» **Brief**
Below are some entries. Copy each line that holds the string "valor".

┏━━

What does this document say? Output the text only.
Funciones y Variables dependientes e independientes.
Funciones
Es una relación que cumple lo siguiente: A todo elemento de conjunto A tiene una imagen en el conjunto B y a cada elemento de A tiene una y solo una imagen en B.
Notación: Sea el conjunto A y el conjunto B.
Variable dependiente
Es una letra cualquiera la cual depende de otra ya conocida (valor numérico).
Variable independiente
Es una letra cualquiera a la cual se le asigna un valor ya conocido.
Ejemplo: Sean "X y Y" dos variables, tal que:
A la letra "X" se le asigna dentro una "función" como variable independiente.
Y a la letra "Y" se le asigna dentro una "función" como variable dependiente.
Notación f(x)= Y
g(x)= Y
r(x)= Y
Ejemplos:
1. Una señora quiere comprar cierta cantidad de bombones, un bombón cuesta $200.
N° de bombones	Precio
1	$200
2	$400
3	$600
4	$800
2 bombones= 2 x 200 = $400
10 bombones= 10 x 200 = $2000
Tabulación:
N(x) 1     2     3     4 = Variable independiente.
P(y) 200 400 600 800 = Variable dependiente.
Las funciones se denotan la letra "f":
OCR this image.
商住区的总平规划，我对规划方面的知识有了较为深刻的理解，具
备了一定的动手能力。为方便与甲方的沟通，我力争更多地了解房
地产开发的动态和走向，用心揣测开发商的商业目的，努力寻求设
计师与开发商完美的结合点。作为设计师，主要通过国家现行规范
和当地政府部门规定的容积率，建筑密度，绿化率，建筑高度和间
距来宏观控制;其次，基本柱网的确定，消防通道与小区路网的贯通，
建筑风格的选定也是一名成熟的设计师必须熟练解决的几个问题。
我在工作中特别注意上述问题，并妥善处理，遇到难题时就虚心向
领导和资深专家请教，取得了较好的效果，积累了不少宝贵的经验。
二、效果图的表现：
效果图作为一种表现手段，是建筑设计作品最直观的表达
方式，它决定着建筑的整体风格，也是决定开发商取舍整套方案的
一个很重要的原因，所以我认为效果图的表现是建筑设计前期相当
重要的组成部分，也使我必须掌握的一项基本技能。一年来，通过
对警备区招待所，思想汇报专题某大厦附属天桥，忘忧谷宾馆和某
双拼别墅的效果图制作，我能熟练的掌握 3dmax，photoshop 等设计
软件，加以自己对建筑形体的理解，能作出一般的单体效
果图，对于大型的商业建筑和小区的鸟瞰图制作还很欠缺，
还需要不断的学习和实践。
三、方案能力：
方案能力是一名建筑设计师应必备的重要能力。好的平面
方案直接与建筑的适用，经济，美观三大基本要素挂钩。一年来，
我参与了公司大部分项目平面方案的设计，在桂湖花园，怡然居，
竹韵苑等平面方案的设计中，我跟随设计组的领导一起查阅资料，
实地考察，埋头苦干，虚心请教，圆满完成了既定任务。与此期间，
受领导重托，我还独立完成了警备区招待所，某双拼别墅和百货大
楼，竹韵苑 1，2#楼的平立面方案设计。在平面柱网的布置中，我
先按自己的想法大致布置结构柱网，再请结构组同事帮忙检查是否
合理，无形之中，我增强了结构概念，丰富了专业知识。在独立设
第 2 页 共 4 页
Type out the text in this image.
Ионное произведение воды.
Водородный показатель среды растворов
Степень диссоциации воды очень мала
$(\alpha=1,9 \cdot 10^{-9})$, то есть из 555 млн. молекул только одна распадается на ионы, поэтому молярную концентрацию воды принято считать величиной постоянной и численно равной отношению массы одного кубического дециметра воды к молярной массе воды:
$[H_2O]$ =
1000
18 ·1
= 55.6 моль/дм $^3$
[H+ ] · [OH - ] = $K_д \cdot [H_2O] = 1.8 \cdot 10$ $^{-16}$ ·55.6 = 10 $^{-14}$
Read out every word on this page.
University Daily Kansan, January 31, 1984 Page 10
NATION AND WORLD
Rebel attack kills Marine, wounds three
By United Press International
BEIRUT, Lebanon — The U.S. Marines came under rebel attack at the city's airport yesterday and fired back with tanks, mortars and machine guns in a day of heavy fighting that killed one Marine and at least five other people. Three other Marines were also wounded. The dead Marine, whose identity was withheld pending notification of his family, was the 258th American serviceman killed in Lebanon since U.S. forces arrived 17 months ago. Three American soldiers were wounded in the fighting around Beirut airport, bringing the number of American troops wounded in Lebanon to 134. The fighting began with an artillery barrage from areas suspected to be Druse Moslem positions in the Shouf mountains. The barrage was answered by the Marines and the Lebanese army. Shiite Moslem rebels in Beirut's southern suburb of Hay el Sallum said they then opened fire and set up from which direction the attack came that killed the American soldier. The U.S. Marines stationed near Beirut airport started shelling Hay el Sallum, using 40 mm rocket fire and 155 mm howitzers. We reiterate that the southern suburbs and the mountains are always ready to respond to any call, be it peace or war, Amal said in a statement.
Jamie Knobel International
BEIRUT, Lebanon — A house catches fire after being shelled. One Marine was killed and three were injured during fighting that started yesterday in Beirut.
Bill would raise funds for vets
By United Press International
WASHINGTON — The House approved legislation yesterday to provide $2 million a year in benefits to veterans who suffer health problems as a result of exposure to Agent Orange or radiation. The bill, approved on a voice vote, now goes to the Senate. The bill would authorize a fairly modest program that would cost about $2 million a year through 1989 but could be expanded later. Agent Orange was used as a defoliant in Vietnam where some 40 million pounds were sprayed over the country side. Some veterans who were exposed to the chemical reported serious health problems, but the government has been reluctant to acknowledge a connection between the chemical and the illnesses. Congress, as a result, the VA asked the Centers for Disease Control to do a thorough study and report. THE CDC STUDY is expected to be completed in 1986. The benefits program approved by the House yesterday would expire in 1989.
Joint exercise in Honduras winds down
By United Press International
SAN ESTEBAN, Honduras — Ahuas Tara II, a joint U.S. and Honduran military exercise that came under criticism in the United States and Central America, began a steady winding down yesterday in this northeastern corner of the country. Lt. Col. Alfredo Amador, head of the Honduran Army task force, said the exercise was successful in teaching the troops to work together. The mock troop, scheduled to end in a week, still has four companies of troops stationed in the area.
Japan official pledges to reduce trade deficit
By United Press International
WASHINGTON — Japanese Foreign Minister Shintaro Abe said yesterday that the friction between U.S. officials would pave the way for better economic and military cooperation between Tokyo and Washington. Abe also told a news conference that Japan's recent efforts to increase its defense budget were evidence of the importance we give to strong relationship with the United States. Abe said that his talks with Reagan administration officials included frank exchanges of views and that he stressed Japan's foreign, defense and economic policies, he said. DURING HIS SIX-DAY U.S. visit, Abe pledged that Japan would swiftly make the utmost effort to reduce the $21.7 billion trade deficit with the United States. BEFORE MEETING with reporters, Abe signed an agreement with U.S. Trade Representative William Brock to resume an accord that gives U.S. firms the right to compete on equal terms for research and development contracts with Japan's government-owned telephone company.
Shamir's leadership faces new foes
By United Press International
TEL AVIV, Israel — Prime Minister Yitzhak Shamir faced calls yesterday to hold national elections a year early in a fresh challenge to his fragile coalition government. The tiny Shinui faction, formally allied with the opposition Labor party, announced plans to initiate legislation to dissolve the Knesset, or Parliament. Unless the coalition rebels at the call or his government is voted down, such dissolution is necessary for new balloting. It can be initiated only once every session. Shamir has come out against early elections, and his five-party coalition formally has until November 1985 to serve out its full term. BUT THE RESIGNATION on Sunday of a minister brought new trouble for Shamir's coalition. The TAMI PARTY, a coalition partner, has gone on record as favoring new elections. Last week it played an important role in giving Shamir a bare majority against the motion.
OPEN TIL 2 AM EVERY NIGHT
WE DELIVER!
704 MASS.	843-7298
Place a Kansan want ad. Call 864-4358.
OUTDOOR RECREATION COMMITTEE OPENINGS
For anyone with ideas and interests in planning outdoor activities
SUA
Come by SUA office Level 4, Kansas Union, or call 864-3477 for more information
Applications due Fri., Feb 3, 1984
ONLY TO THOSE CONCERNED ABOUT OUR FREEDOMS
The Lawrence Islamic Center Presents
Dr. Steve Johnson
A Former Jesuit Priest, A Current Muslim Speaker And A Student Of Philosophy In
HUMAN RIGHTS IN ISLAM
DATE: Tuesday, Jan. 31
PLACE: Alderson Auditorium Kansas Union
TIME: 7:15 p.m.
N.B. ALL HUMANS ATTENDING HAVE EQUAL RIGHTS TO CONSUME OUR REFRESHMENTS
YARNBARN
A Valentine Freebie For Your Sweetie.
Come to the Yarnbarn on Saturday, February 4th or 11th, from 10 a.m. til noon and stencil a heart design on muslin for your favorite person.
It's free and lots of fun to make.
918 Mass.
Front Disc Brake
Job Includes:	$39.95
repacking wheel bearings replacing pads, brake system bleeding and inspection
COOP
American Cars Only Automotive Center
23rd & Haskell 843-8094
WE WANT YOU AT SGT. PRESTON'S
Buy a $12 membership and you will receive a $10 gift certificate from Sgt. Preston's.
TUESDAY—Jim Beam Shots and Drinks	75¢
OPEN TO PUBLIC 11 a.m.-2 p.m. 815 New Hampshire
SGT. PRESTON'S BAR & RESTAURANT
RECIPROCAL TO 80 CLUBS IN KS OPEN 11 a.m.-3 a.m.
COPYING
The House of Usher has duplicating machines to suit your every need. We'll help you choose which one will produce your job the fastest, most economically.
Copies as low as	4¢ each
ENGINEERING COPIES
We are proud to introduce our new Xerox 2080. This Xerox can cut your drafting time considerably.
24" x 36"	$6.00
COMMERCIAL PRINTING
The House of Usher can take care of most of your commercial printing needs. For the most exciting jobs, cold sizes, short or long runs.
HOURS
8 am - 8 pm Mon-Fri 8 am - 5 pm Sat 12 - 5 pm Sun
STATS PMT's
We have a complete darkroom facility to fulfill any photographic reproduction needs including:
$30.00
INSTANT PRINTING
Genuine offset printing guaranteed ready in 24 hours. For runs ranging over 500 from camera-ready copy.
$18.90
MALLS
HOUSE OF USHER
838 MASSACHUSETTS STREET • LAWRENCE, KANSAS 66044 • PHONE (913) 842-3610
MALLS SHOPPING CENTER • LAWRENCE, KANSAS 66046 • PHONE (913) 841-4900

┗━━

» **Problem solution**
Es una letra cualquiera la cual depende de otra ya conocida (valor numérico).
Es una letra cualquiera a la cual se le asigna un valor ya conocido.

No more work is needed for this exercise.